GIVEN EXERCISE: Write out all the entries word for word and omit any pictures.

Rows from a figure dataset
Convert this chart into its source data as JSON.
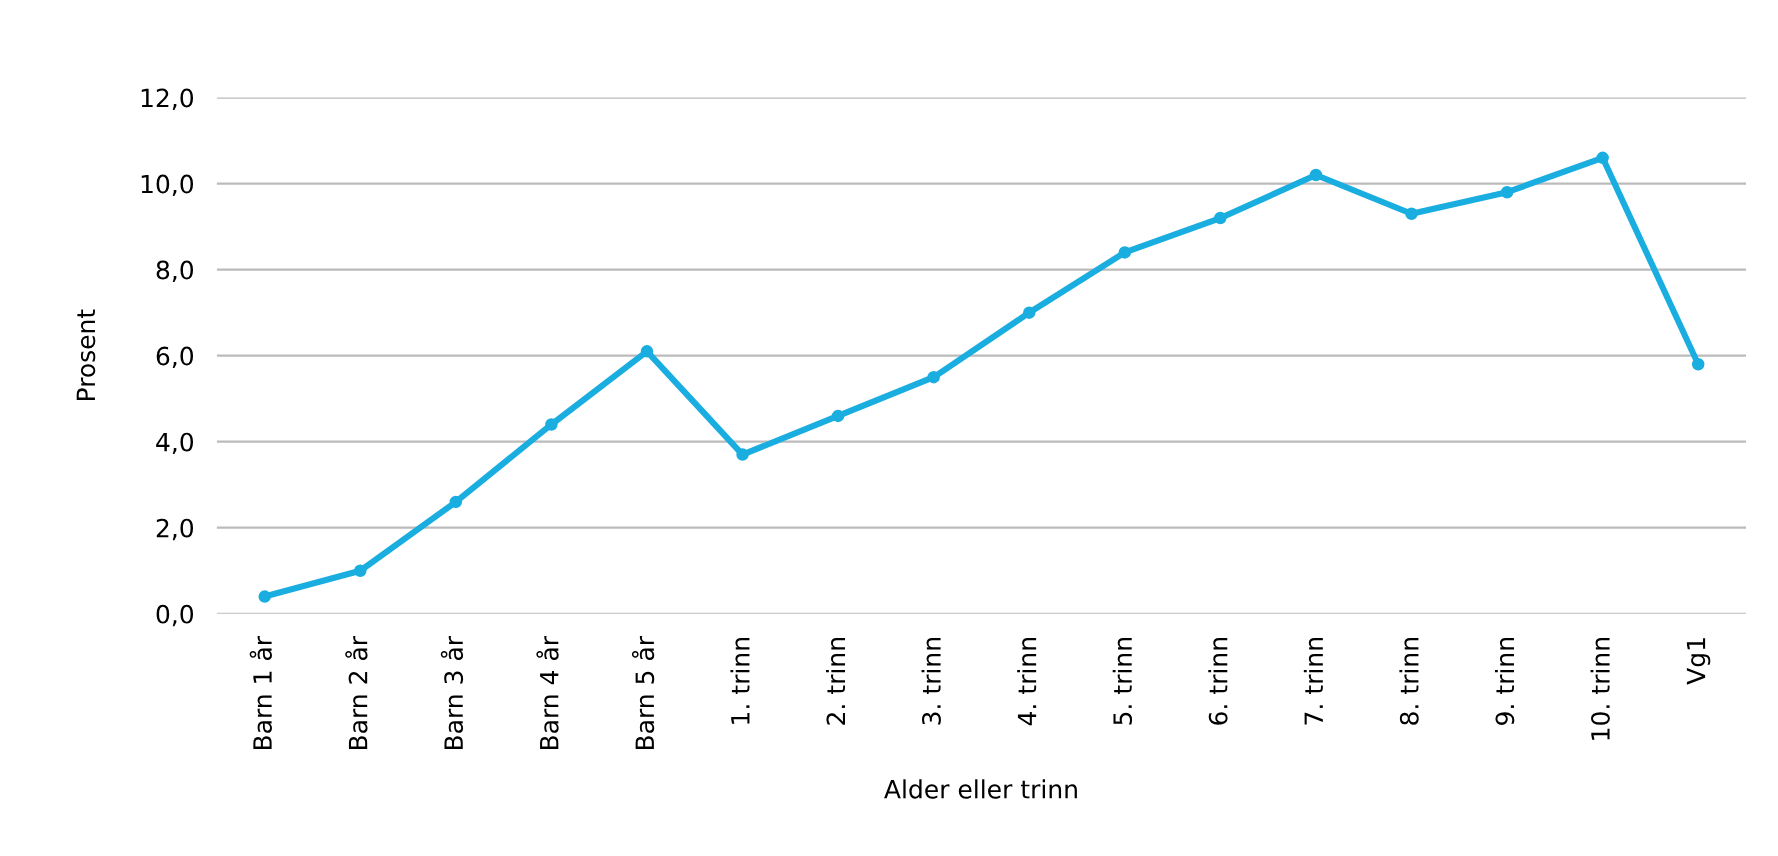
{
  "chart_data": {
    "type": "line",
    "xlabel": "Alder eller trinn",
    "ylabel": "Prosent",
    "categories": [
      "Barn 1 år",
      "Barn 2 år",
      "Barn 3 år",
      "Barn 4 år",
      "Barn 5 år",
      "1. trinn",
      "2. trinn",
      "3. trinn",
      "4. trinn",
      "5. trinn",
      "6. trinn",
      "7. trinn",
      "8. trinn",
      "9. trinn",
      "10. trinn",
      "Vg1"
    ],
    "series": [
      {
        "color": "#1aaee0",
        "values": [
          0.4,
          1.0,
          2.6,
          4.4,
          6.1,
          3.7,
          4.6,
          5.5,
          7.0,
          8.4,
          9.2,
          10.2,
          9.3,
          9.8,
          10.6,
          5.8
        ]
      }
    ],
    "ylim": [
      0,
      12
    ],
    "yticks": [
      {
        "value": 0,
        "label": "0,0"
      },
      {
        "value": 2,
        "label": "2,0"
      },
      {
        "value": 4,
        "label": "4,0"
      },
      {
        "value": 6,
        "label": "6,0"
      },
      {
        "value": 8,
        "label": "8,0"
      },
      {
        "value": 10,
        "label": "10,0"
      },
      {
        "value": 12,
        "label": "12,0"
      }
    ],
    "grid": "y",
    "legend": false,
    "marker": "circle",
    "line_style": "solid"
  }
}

RIGHT ANSWER:
Convert this chart into its source data as JSON.
{
  "chart_data": {
    "type": "line",
    "xlabel": "Alder eller trinn",
    "ylabel": "Prosent",
    "categories": [
      "Barn 1 år",
      "Barn 2 år",
      "Barn 3 år",
      "Barn 4 år",
      "Barn 5 år",
      "1. trinn",
      "2. trinn",
      "3. trinn",
      "4. trinn",
      "5. trinn",
      "6. trinn",
      "7. trinn",
      "8. trinn",
      "9. trinn",
      "10. trinn",
      "Vg1"
    ],
    "series": [
      {
        "color": "#1aaee0",
        "values": [
          0.4,
          1.0,
          2.6,
          4.4,
          6.1,
          3.7,
          4.6,
          5.5,
          7.0,
          8.4,
          9.2,
          10.2,
          9.3,
          9.8,
          10.6,
          5.8
        ]
      }
    ],
    "ylim": [
      0,
      12
    ],
    "yticks": [
      {
        "value": 0,
        "label": "0,0"
      },
      {
        "value": 2,
        "label": "2,0"
      },
      {
        "value": 4,
        "label": "4,0"
      },
      {
        "value": 6,
        "label": "6,0"
      },
      {
        "value": 8,
        "label": "8,0"
      },
      {
        "value": 10,
        "label": "10,0"
      },
      {
        "value": 12,
        "label": "12,0"
      }
    ],
    "grid": "y",
    "legend": false,
    "marker": "circle",
    "line_style": "solid"
  }
}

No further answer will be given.